## Task instructions
Transcribe everything in the data word for word. Pictures are left out.

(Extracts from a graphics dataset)

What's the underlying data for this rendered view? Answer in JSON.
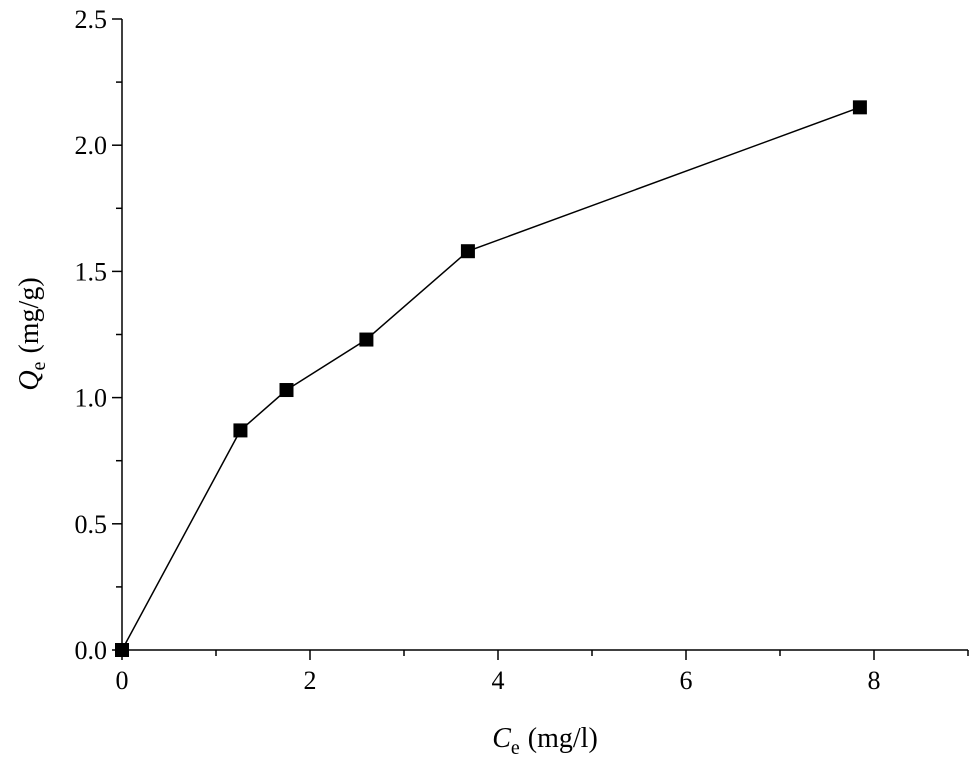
{
  "chart_data": {
    "type": "line",
    "xlabel": {
      "symbol": "C",
      "subscript": "e",
      "unit": "(mg/l)"
    },
    "ylabel": {
      "symbol": "Q",
      "subscript": "e",
      "unit": "(mg/g)"
    },
    "xlim": [
      0,
      9
    ],
    "ylim": [
      0,
      2.5
    ],
    "x_ticks": [
      0,
      2,
      4,
      6,
      8
    ],
    "x_tick_labels": [
      "0",
      "2",
      "4",
      "6",
      "8"
    ],
    "x_minor_ticks": [
      1,
      3,
      5,
      7,
      9
    ],
    "y_ticks": [
      0,
      0.5,
      1.0,
      1.5,
      2.0,
      2.5
    ],
    "y_tick_labels": [
      "0.0",
      "0.5",
      "1.0",
      "1.5",
      "2.0",
      "2.5"
    ],
    "y_minor_ticks": [
      0.25,
      0.75,
      1.25,
      1.75,
      2.25
    ],
    "grid": false,
    "legend": "none",
    "series": [
      {
        "x": [
          0.0,
          1.26,
          1.75,
          2.6,
          3.68,
          7.85
        ],
        "y": [
          0.0,
          0.87,
          1.03,
          1.23,
          1.58,
          2.15
        ],
        "marker": "square",
        "color": "#000000"
      }
    ]
  }
}
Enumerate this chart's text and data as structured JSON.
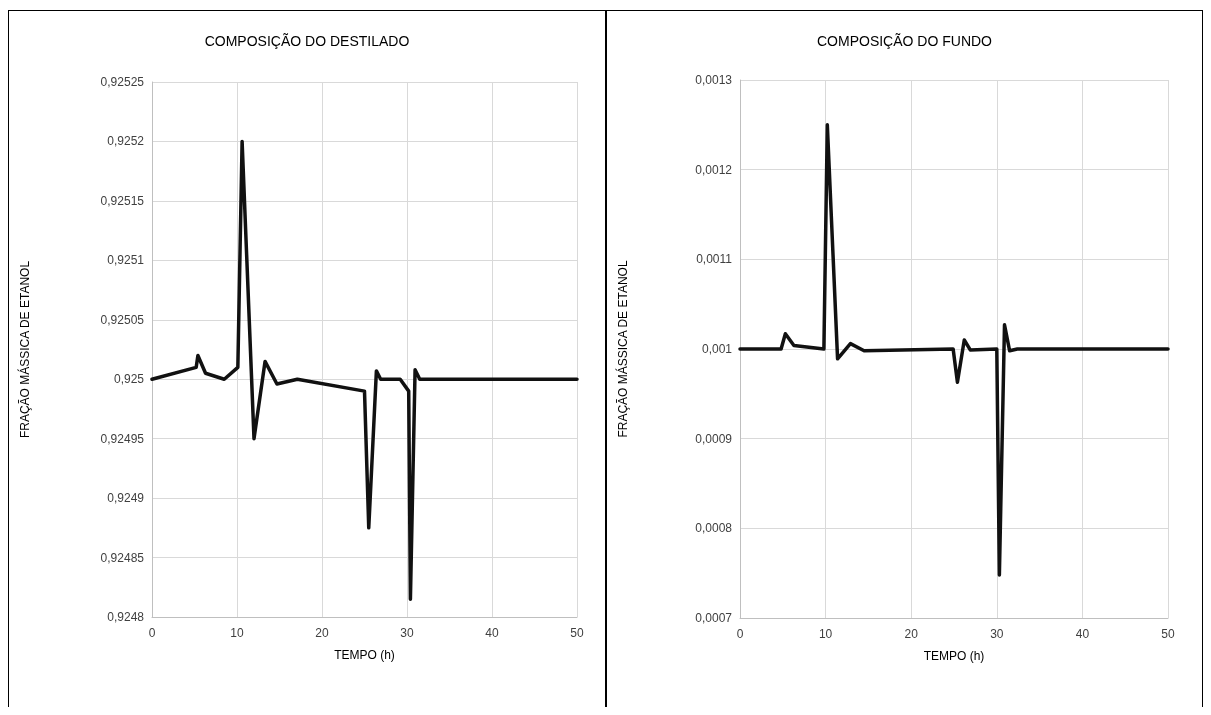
{
  "chart_data": [
    {
      "type": "line",
      "title": "COMPOSIÇÃO DO DESTILADO",
      "xlabel": "TEMPO (h)",
      "ylabel": "FRAÇÃO MÁSSICA DE ETANOL",
      "grid": true,
      "marker": "none",
      "line_style": "solid",
      "xlim": [
        0,
        50
      ],
      "xticks": [
        0,
        10,
        20,
        30,
        40,
        50
      ],
      "ylim": [
        0.9248,
        0.92525
      ],
      "yticks": [
        {
          "value": 0.9248,
          "label": "0,9248"
        },
        {
          "value": 0.92485,
          "label": "0,92485"
        },
        {
          "value": 0.9249,
          "label": "0,9249"
        },
        {
          "value": 0.92495,
          "label": "0,92495"
        },
        {
          "value": 0.925,
          "label": "0,925"
        },
        {
          "value": 0.92505,
          "label": "0,92505"
        },
        {
          "value": 0.9251,
          "label": "0,9251"
        },
        {
          "value": 0.92515,
          "label": "0,92515"
        },
        {
          "value": 0.9252,
          "label": "0,9252"
        },
        {
          "value": 0.92525,
          "label": "0,92525"
        }
      ],
      "series": [
        {
          "color": "#111111",
          "x": [
            0,
            5.2,
            5.4,
            6.3,
            8.5,
            10.1,
            10.6,
            12.0,
            13.3,
            14.7,
            17.1,
            25.0,
            25.5,
            26.4,
            26.9,
            29.2,
            30.2,
            30.4,
            30.95,
            31.5,
            50
          ],
          "values": [
            0.925,
            0.92501,
            0.92502,
            0.925005,
            0.925,
            0.92501,
            0.9252,
            0.92495,
            0.925015,
            0.924996,
            0.925,
            0.92499,
            0.924875,
            0.925007,
            0.925,
            0.925,
            0.92499,
            0.924815,
            0.925008,
            0.925,
            0.925
          ]
        }
      ]
    },
    {
      "type": "line",
      "title": "COMPOSIÇÃO DO FUNDO",
      "xlabel": "TEMPO (h)",
      "ylabel": "FRAÇÃO MÁSSICA DE ETANOL",
      "grid": true,
      "marker": "none",
      "line_style": "solid",
      "xlim": [
        0,
        50
      ],
      "xticks": [
        0,
        10,
        20,
        30,
        40,
        50
      ],
      "ylim": [
        0.0007,
        0.0013
      ],
      "yticks": [
        {
          "value": 0.0007,
          "label": "0,0007"
        },
        {
          "value": 0.0008,
          "label": "0,0008"
        },
        {
          "value": 0.0009,
          "label": "0,0009"
        },
        {
          "value": 0.001,
          "label": "0,001"
        },
        {
          "value": 0.0011,
          "label": "0,0011"
        },
        {
          "value": 0.0012,
          "label": "0,0012"
        },
        {
          "value": 0.0013,
          "label": "0,0013"
        }
      ],
      "series": [
        {
          "color": "#111111",
          "x": [
            0,
            4.8,
            5.3,
            6.3,
            9.8,
            10.2,
            11.4,
            12.9,
            14.5,
            24.9,
            25.4,
            26.2,
            26.9,
            30.0,
            30.3,
            30.9,
            31.5,
            32.4,
            50
          ],
          "values": [
            0.001,
            0.001,
            0.001017,
            0.001004,
            0.001,
            0.00125,
            0.000989,
            0.001006,
            0.000998,
            0.001,
            0.000963,
            0.00101,
            0.000999,
            0.001,
            0.000748,
            0.001027,
            0.000998,
            0.001,
            0.001
          ]
        }
      ]
    }
  ]
}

## Worked solution
What's the underlying data for this rendered view? Answer in JSON.
{
  "chart_data": {
    "type": "line",
    "xlabel": {
      "symbol": "C",
      "subscript": "e",
      "unit": "(mg/l)"
    },
    "ylabel": {
      "symbol": "Q",
      "subscript": "e",
      "unit": "(mg/g)"
    },
    "xlim": [
      0,
      9
    ],
    "ylim": [
      0,
      2.5
    ],
    "x_ticks": [
      0,
      2,
      4,
      6,
      8
    ],
    "x_tick_labels": [
      "0",
      "2",
      "4",
      "6",
      "8"
    ],
    "x_minor_ticks": [
      1,
      3,
      5,
      7,
      9
    ],
    "y_ticks": [
      0,
      0.5,
      1.0,
      1.5,
      2.0,
      2.5
    ],
    "y_tick_labels": [
      "0.0",
      "0.5",
      "1.0",
      "1.5",
      "2.0",
      "2.5"
    ],
    "y_minor_ticks": [
      0.25,
      0.75,
      1.25,
      1.75,
      2.25
    ],
    "grid": false,
    "legend": "none",
    "series": [
      {
        "x": [
          0.0,
          1.26,
          1.75,
          2.6,
          3.68,
          7.85
        ],
        "y": [
          0.0,
          0.87,
          1.03,
          1.23,
          1.58,
          2.15
        ],
        "marker": "square",
        "color": "#000000"
      }
    ]
  }
}
Enumerate this chart's text and data as structured JSON.
{
  "chart_data": [
    {
      "type": "line",
      "title": "COMPOSIÇÃO DO DESTILADO",
      "xlabel": "TEMPO (h)",
      "ylabel": "FRAÇÃO MÁSSICA DE ETANOL",
      "grid": true,
      "marker": "none",
      "line_style": "solid",
      "xlim": [
        0,
        50
      ],
      "xticks": [
        0,
        10,
        20,
        30,
        40,
        50
      ],
      "ylim": [
        0.9248,
        0.92525
      ],
      "yticks": [
        {
          "value": 0.9248,
          "label": "0,9248"
        },
        {
          "value": 0.92485,
          "label": "0,92485"
        },
        {
          "value": 0.9249,
          "label": "0,9249"
        },
        {
          "value": 0.92495,
          "label": "0,92495"
        },
        {
          "value": 0.925,
          "label": "0,925"
        },
        {
          "value": 0.92505,
          "label": "0,92505"
        },
        {
          "value": 0.9251,
          "label": "0,9251"
        },
        {
          "value": 0.92515,
          "label": "0,92515"
        },
        {
          "value": 0.9252,
          "label": "0,9252"
        },
        {
          "value": 0.92525,
          "label": "0,92525"
        }
      ],
      "series": [
        {
          "color": "#111111",
          "x": [
            0,
            5.2,
            5.4,
            6.3,
            8.5,
            10.1,
            10.6,
            12.0,
            13.3,
            14.7,
            17.1,
            25.0,
            25.5,
            26.4,
            26.9,
            29.2,
            30.2,
            30.4,
            30.95,
            31.5,
            50
          ],
          "values": [
            0.925,
            0.92501,
            0.92502,
            0.925005,
            0.925,
            0.92501,
            0.9252,
            0.92495,
            0.925015,
            0.924996,
            0.925,
            0.92499,
            0.924875,
            0.925007,
            0.925,
            0.925,
            0.92499,
            0.924815,
            0.925008,
            0.925,
            0.925
          ]
        }
      ]
    },
    {
      "type": "line",
      "title": "COMPOSIÇÃO DO FUNDO",
      "xlabel": "TEMPO (h)",
      "ylabel": "FRAÇÃO MÁSSICA DE ETANOL",
      "grid": true,
      "marker": "none",
      "line_style": "solid",
      "xlim": [
        0,
        50
      ],
      "xticks": [
        0,
        10,
        20,
        30,
        40,
        50
      ],
      "ylim": [
        0.0007,
        0.0013
      ],
      "yticks": [
        {
          "value": 0.0007,
          "label": "0,0007"
        },
        {
          "value": 0.0008,
          "label": "0,0008"
        },
        {
          "value": 0.0009,
          "label": "0,0009"
        },
        {
          "value": 0.001,
          "label": "0,001"
        },
        {
          "value": 0.0011,
          "label": "0,0011"
        },
        {
          "value": 0.0012,
          "label": "0,0012"
        },
        {
          "value": 0.0013,
          "label": "0,0013"
        }
      ],
      "series": [
        {
          "color": "#111111",
          "x": [
            0,
            4.8,
            5.3,
            6.3,
            9.8,
            10.2,
            11.4,
            12.9,
            14.5,
            24.9,
            25.4,
            26.2,
            26.9,
            30.0,
            30.3,
            30.9,
            31.5,
            32.4,
            50
          ],
          "values": [
            0.001,
            0.001,
            0.001017,
            0.001004,
            0.001,
            0.00125,
            0.000989,
            0.001006,
            0.000998,
            0.001,
            0.000963,
            0.00101,
            0.000999,
            0.001,
            0.000748,
            0.001027,
            0.000998,
            0.001,
            0.001
          ]
        }
      ]
    }
  ]
}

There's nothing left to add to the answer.